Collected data
----------

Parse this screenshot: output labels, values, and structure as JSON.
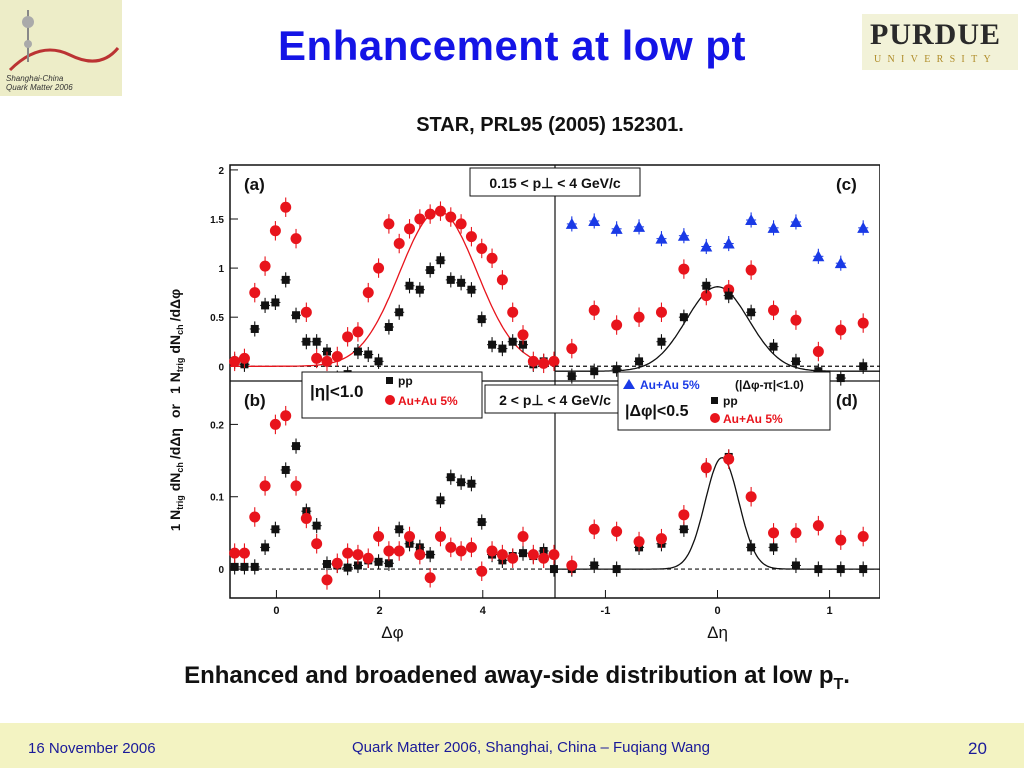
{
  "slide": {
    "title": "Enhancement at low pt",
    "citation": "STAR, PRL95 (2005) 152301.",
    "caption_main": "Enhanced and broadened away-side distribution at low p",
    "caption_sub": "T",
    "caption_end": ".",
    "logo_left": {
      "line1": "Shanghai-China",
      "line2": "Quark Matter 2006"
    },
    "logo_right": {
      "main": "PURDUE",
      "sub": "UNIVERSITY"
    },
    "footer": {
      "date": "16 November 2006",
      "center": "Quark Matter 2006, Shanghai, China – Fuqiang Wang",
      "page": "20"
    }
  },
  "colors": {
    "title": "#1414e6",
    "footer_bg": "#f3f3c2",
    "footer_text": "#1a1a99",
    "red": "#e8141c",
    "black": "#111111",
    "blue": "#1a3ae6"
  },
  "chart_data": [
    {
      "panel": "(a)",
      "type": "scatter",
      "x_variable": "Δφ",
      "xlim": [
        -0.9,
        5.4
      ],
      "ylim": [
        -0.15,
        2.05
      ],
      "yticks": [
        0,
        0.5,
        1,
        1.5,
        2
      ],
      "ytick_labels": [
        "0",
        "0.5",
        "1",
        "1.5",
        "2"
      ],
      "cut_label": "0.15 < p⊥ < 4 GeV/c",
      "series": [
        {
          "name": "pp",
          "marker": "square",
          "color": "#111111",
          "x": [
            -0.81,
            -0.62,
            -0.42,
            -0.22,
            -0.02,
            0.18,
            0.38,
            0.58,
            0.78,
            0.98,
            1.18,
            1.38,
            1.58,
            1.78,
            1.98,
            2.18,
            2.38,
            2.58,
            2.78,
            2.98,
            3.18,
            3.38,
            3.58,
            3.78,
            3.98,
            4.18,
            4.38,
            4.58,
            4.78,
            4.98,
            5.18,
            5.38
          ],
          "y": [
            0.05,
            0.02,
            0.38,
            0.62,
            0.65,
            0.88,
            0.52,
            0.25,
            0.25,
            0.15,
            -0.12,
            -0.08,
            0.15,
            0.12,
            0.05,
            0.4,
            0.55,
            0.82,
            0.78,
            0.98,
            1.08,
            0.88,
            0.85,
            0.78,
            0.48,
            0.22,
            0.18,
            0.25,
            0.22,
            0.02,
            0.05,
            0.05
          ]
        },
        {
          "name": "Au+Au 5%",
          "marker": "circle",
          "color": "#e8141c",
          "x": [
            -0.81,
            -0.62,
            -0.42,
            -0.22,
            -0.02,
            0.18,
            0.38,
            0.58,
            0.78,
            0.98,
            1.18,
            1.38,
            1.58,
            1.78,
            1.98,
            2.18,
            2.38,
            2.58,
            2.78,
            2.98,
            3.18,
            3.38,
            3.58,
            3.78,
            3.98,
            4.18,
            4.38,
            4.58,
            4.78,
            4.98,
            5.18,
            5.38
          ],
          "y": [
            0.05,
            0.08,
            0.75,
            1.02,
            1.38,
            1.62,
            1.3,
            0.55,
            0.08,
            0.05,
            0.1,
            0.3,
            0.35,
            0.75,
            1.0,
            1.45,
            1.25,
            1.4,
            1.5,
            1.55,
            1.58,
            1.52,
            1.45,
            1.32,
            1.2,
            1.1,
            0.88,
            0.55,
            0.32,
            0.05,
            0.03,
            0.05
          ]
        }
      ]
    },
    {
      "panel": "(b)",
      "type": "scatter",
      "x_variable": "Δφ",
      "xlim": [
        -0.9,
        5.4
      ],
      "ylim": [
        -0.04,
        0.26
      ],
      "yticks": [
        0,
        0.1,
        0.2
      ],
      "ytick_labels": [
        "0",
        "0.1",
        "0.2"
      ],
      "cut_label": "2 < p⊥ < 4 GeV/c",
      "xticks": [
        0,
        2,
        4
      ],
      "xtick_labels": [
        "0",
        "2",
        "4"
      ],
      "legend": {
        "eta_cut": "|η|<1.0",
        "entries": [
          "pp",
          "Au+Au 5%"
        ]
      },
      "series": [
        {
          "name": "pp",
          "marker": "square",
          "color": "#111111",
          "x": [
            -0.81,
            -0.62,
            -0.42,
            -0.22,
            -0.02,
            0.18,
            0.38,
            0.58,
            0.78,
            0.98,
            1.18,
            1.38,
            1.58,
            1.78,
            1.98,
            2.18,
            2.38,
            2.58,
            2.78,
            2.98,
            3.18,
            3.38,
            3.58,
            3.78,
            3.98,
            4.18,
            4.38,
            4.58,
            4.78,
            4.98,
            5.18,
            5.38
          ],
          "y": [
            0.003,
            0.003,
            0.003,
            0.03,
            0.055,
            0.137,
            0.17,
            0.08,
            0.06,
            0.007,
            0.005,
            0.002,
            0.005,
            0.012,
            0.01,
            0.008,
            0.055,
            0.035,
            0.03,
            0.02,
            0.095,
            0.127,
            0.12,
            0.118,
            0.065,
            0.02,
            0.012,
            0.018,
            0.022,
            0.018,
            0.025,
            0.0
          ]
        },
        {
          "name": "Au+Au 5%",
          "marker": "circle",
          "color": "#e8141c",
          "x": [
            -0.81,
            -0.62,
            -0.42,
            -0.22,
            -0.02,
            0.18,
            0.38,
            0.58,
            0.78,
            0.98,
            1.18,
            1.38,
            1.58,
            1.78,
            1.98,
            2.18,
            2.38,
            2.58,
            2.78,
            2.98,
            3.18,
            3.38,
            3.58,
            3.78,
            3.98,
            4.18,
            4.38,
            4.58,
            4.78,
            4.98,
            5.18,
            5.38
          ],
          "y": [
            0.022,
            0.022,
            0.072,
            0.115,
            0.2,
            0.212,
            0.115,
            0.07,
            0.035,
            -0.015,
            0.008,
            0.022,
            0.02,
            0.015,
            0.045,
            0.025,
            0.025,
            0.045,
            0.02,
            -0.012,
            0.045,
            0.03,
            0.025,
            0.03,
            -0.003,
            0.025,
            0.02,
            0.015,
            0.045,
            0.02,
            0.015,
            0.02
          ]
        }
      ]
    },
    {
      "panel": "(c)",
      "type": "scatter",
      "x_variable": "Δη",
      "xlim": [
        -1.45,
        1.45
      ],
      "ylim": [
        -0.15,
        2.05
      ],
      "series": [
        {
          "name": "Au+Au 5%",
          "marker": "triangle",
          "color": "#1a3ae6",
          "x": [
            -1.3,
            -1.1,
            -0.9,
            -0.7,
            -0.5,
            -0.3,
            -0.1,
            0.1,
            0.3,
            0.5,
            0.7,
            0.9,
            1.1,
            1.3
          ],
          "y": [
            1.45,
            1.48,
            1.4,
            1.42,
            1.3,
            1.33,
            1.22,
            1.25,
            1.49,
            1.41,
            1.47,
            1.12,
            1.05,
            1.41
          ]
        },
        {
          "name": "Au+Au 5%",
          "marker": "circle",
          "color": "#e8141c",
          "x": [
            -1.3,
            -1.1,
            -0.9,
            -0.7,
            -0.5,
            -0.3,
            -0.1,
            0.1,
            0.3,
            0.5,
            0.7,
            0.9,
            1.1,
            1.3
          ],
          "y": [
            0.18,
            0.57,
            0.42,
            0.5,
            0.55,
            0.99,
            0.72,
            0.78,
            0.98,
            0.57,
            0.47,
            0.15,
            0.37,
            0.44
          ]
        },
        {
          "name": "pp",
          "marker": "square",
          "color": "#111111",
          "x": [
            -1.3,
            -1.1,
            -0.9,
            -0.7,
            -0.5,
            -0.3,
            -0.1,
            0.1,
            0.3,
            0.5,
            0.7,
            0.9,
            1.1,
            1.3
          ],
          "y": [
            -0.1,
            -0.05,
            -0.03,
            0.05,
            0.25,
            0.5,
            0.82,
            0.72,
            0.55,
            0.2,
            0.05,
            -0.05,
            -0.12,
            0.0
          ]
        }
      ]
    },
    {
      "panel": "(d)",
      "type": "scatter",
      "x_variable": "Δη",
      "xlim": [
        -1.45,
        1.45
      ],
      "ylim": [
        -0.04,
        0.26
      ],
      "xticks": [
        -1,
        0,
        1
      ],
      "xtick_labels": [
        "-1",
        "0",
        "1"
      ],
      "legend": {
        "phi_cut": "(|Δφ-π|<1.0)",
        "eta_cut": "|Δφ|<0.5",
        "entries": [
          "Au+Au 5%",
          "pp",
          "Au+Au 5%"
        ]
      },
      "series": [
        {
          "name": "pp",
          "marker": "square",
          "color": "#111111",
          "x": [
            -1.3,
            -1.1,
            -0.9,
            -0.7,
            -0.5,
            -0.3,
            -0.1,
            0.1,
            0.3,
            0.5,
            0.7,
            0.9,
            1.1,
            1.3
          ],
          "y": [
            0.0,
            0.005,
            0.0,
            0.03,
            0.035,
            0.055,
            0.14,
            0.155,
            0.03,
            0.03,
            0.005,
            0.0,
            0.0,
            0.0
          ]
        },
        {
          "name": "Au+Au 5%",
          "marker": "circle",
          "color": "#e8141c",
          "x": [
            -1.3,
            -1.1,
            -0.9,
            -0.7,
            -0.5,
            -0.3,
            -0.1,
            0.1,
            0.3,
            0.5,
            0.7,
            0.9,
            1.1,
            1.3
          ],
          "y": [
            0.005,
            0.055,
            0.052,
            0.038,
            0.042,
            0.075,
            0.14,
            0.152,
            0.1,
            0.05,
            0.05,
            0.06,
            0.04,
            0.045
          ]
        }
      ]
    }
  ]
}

----------

WHAT YOU ARE ASKED TO DO →
Only lines with the word "China" are wanted, so copy each one from the records.

SOLVED PROBLEM →
      "line1": "Shanghai-China",
      "center": "Quark Matter 2006, Shanghai, China – Fuqiang Wang",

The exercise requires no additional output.